Extracted data entries

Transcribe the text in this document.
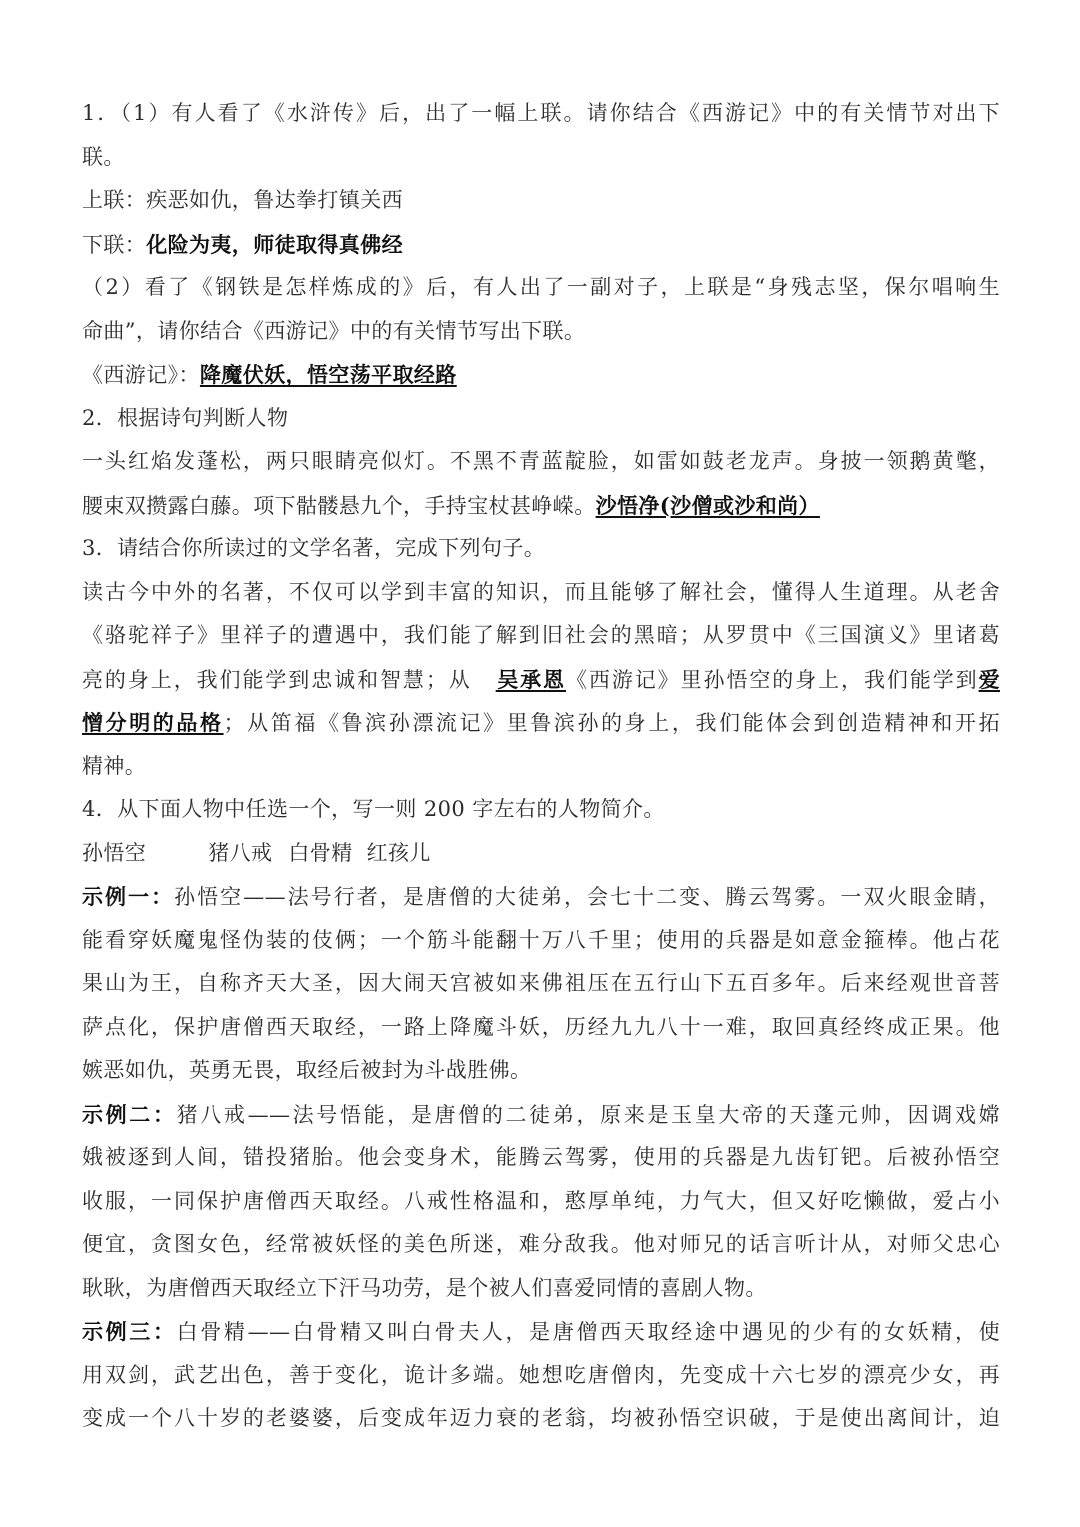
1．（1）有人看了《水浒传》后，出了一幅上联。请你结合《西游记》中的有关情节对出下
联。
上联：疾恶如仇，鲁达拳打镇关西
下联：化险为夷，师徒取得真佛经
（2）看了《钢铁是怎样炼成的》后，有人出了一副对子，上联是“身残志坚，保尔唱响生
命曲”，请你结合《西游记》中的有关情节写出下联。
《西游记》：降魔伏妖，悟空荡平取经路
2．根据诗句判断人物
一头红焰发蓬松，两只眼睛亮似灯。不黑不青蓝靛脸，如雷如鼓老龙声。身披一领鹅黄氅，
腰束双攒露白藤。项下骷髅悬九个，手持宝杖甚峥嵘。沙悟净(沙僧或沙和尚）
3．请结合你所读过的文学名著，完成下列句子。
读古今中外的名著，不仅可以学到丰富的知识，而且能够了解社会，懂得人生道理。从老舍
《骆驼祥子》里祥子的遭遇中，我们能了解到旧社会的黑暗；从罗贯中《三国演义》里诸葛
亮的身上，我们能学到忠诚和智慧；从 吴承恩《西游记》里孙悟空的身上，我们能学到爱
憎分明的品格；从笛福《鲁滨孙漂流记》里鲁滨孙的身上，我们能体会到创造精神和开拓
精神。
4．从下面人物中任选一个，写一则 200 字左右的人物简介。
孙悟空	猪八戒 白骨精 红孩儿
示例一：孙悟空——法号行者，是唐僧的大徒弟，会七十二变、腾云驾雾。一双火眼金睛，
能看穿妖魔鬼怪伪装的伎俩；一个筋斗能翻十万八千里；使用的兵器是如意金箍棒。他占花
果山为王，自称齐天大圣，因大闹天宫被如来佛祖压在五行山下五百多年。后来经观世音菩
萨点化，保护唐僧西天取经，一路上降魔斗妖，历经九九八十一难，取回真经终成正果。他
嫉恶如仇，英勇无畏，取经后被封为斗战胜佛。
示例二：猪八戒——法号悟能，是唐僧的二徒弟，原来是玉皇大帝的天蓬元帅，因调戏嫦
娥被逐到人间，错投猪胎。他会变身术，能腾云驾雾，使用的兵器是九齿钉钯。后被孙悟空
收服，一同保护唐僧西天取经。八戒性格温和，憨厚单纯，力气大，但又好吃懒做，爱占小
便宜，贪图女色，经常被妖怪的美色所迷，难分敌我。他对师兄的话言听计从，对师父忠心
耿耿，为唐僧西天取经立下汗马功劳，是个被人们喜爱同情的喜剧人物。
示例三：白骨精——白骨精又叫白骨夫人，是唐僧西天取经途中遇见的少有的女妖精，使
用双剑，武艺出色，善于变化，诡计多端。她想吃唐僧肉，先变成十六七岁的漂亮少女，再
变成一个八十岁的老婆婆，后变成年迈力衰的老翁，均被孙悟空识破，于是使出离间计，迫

### Do this
Show all lines from the listing above in which "请你结合" appears.

### Task result
1．（1）有人看了《水浒传》后，出了一幅上联。请你结合《西游记》中的有关情节对出下
命曲”，请你结合《西游记》中的有关情节写出下联。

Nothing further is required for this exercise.